Begin Extracted information

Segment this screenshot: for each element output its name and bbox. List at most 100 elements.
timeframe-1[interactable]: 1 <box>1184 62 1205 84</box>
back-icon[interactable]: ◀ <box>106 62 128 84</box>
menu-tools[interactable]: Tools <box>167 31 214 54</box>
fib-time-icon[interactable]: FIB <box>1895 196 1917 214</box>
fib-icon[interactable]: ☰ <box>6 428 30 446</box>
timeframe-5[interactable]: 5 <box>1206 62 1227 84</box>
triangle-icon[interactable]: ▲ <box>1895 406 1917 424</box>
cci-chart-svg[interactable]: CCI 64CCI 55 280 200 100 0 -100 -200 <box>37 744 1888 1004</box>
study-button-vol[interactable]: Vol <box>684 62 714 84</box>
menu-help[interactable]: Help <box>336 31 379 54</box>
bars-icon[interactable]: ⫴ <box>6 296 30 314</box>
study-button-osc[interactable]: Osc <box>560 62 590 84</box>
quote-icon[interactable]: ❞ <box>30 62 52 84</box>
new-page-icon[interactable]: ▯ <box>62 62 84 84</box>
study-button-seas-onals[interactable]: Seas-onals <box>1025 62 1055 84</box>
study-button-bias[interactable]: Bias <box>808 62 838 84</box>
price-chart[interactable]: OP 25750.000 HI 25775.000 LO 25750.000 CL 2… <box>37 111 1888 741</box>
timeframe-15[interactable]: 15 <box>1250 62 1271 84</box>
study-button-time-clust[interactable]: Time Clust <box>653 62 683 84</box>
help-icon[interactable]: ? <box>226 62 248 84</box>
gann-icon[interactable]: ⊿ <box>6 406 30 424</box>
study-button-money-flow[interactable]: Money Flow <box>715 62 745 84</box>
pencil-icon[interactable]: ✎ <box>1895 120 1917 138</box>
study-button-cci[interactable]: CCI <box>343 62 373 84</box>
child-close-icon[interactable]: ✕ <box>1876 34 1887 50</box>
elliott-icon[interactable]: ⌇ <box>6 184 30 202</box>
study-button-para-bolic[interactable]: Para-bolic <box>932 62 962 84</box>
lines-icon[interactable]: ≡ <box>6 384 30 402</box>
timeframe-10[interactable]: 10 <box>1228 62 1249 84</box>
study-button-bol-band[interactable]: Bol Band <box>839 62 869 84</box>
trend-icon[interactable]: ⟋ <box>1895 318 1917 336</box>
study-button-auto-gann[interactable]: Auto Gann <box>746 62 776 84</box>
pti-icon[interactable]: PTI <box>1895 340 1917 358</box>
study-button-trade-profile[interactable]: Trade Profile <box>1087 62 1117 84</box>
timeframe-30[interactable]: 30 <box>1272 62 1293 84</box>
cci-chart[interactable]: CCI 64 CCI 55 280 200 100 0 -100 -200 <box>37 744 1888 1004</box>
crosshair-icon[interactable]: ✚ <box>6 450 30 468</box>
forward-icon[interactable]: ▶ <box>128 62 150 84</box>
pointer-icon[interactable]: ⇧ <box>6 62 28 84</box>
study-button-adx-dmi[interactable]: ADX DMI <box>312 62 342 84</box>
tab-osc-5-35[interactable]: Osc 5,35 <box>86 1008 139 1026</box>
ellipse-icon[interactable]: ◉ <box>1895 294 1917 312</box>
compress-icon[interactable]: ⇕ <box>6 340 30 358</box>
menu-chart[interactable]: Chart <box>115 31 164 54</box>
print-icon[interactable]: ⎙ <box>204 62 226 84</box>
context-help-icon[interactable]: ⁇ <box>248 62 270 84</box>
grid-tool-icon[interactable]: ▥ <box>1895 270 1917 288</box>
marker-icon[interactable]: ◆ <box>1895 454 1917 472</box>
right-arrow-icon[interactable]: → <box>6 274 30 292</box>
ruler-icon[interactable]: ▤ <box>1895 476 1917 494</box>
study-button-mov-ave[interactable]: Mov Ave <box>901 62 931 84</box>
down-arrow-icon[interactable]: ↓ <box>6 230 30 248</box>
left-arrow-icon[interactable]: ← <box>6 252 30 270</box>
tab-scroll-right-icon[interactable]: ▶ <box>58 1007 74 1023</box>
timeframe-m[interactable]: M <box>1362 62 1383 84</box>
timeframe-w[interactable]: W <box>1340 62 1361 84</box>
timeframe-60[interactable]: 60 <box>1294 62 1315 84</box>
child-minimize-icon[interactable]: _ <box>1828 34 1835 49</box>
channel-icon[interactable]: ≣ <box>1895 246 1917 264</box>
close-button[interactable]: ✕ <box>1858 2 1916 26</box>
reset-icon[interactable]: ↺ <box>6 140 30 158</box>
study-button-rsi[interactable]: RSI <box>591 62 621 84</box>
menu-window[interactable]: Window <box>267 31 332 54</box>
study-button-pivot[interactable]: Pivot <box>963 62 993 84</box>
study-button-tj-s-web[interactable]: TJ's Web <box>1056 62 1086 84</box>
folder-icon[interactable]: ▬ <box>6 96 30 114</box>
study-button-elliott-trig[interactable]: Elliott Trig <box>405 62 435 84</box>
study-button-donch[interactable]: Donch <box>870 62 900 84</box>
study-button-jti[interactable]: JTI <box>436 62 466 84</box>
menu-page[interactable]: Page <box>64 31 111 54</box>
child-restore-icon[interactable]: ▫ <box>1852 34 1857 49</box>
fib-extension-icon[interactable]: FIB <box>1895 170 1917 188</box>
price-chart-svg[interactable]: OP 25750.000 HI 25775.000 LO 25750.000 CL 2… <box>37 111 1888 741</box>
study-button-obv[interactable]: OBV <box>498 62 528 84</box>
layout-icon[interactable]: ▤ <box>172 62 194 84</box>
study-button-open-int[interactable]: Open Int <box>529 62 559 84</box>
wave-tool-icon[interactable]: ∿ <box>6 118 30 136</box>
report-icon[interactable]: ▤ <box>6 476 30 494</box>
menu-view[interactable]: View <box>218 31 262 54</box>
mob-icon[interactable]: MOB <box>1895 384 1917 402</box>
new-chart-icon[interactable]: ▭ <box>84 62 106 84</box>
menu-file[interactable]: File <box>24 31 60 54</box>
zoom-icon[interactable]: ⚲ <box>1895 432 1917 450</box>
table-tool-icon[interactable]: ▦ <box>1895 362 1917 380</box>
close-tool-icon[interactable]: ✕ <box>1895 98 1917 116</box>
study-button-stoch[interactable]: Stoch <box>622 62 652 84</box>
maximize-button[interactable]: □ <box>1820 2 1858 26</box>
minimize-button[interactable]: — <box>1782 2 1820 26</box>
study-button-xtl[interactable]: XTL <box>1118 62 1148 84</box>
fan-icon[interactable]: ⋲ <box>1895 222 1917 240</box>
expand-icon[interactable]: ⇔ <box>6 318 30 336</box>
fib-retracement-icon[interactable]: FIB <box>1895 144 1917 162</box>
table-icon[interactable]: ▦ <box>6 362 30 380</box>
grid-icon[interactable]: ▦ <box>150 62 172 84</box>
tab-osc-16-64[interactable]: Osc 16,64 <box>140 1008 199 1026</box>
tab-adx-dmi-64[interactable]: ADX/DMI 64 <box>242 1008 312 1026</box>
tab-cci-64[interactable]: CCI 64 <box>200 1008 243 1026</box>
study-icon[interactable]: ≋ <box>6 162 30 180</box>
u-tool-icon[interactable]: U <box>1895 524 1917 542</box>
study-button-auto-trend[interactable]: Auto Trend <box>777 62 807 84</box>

End Extracted information

**Challenge:** In the rows above, change every "interactable" to "clickable" and leave everything else unchanged.

**Written solution:**
Segment this screenshot: for each element output its name and bbox. List at most 100 elements.
timeframe-1[clickable]: 1 <box>1184 62 1205 84</box>
back-icon[clickable]: ◀ <box>106 62 128 84</box>
menu-tools[clickable]: Tools <box>167 31 214 54</box>
fib-time-icon[clickable]: FIB <box>1895 196 1917 214</box>
fib-icon[clickable]: ☰ <box>6 428 30 446</box>
timeframe-5[clickable]: 5 <box>1206 62 1227 84</box>
triangle-icon[clickable]: ▲ <box>1895 406 1917 424</box>
cci-chart-svg[clickable]: CCI 64CCI 55 280 200 100 0 -100 -200 <box>37 744 1888 1004</box>
study-button-vol[clickable]: Vol <box>684 62 714 84</box>
menu-help[clickable]: Help <box>336 31 379 54</box>
bars-icon[clickable]: ⫴ <box>6 296 30 314</box>
study-button-osc[clickable]: Osc <box>560 62 590 84</box>
quote-icon[clickable]: ❞ <box>30 62 52 84</box>
new-page-icon[clickable]: ▯ <box>62 62 84 84</box>
study-button-seas-onals[clickable]: Seas-onals <box>1025 62 1055 84</box>
study-button-bias[clickable]: Bias <box>808 62 838 84</box>
price-chart[clickable]: OP 25750.000 HI 25775.000 LO 25750.000 CL 2… <box>37 111 1888 741</box>
timeframe-15[clickable]: 15 <box>1250 62 1271 84</box>
study-button-time-clust[clickable]: Time Clust <box>653 62 683 84</box>
help-icon[clickable]: ? <box>226 62 248 84</box>
gann-icon[clickable]: ⊿ <box>6 406 30 424</box>
study-button-money-flow[clickable]: Money Flow <box>715 62 745 84</box>
pencil-icon[clickable]: ✎ <box>1895 120 1917 138</box>
study-button-cci[clickable]: CCI <box>343 62 373 84</box>
child-close-icon[clickable]: ✕ <box>1876 34 1887 50</box>
elliott-icon[clickable]: ⌇ <box>6 184 30 202</box>
study-button-para-bolic[clickable]: Para-bolic <box>932 62 962 84</box>
lines-icon[clickable]: ≡ <box>6 384 30 402</box>
timeframe-10[clickable]: 10 <box>1228 62 1249 84</box>
study-button-bol-band[clickable]: Bol Band <box>839 62 869 84</box>
trend-icon[clickable]: ⟋ <box>1895 318 1917 336</box>
study-button-auto-gann[clickable]: Auto Gann <box>746 62 776 84</box>
pti-icon[clickable]: PTI <box>1895 340 1917 358</box>
study-button-trade-profile[clickable]: Trade Profile <box>1087 62 1117 84</box>
timeframe-30[clickable]: 30 <box>1272 62 1293 84</box>
cci-chart[clickable]: CCI 64 CCI 55 280 200 100 0 -100 -200 <box>37 744 1888 1004</box>
crosshair-icon[clickable]: ✚ <box>6 450 30 468</box>
forward-icon[clickable]: ▶ <box>128 62 150 84</box>
pointer-icon[clickable]: ⇧ <box>6 62 28 84</box>
study-button-adx-dmi[clickable]: ADX DMI <box>312 62 342 84</box>
tab-osc-5-35[clickable]: Osc 5,35 <box>86 1008 139 1026</box>
ellipse-icon[clickable]: ◉ <box>1895 294 1917 312</box>
compress-icon[clickable]: ⇕ <box>6 340 30 358</box>
menu-chart[clickable]: Chart <box>115 31 164 54</box>
print-icon[clickable]: ⎙ <box>204 62 226 84</box>
context-help-icon[clickable]: ⁇ <box>248 62 270 84</box>
grid-tool-icon[clickable]: ▥ <box>1895 270 1917 288</box>
marker-icon[clickable]: ◆ <box>1895 454 1917 472</box>
right-arrow-icon[clickable]: → <box>6 274 30 292</box>
ruler-icon[clickable]: ▤ <box>1895 476 1917 494</box>
study-button-mov-ave[clickable]: Mov Ave <box>901 62 931 84</box>
down-arrow-icon[clickable]: ↓ <box>6 230 30 248</box>
left-arrow-icon[clickable]: ← <box>6 252 30 270</box>
tab-scroll-right-icon[clickable]: ▶ <box>58 1007 74 1023</box>
timeframe-m[clickable]: M <box>1362 62 1383 84</box>
timeframe-w[clickable]: W <box>1340 62 1361 84</box>
timeframe-60[clickable]: 60 <box>1294 62 1315 84</box>
child-minimize-icon[clickable]: _ <box>1828 34 1835 49</box>
channel-icon[clickable]: ≣ <box>1895 246 1917 264</box>
close-button[clickable]: ✕ <box>1858 2 1916 26</box>
reset-icon[clickable]: ↺ <box>6 140 30 158</box>
study-button-rsi[clickable]: RSI <box>591 62 621 84</box>
menu-window[clickable]: Window <box>267 31 332 54</box>
study-button-pivot[clickable]: Pivot <box>963 62 993 84</box>
study-button-tj-s-web[clickable]: TJ's Web <box>1056 62 1086 84</box>
folder-icon[clickable]: ▬ <box>6 96 30 114</box>
study-button-elliott-trig[clickable]: Elliott Trig <box>405 62 435 84</box>
study-button-donch[clickable]: Donch <box>870 62 900 84</box>
study-button-jti[clickable]: JTI <box>436 62 466 84</box>
menu-page[clickable]: Page <box>64 31 111 54</box>
child-restore-icon[clickable]: ▫ <box>1852 34 1857 49</box>
fib-extension-icon[clickable]: FIB <box>1895 170 1917 188</box>
price-chart-svg[clickable]: OP 25750.000 HI 25775.000 LO 25750.000 CL 2… <box>37 111 1888 741</box>
study-button-obv[clickable]: OBV <box>498 62 528 84</box>
layout-icon[clickable]: ▤ <box>172 62 194 84</box>
study-button-open-int[clickable]: Open Int <box>529 62 559 84</box>
wave-tool-icon[clickable]: ∿ <box>6 118 30 136</box>
report-icon[clickable]: ▤ <box>6 476 30 494</box>
menu-view[clickable]: View <box>218 31 262 54</box>
mob-icon[clickable]: MOB <box>1895 384 1917 402</box>
new-chart-icon[clickable]: ▭ <box>84 62 106 84</box>
menu-file[clickable]: File <box>24 31 60 54</box>
zoom-icon[clickable]: ⚲ <box>1895 432 1917 450</box>
table-tool-icon[clickable]: ▦ <box>1895 362 1917 380</box>
close-tool-icon[clickable]: ✕ <box>1895 98 1917 116</box>
study-button-stoch[clickable]: Stoch <box>622 62 652 84</box>
maximize-button[clickable]: □ <box>1820 2 1858 26</box>
minimize-button[clickable]: — <box>1782 2 1820 26</box>
study-button-xtl[clickable]: XTL <box>1118 62 1148 84</box>
fan-icon[clickable]: ⋲ <box>1895 222 1917 240</box>
expand-icon[clickable]: ⇔ <box>6 318 30 336</box>
fib-retracement-icon[clickable]: FIB <box>1895 144 1917 162</box>
table-icon[clickable]: ▦ <box>6 362 30 380</box>
grid-icon[clickable]: ▦ <box>150 62 172 84</box>
tab-osc-16-64[clickable]: Osc 16,64 <box>140 1008 199 1026</box>
tab-adx-dmi-64[clickable]: ADX/DMI 64 <box>242 1008 312 1026</box>
tab-cci-64[clickable]: CCI 64 <box>200 1008 243 1026</box>
study-icon[clickable]: ≋ <box>6 162 30 180</box>
u-tool-icon[clickable]: U <box>1895 524 1917 542</box>
study-button-auto-trend[clickable]: Auto Trend <box>777 62 807 84</box>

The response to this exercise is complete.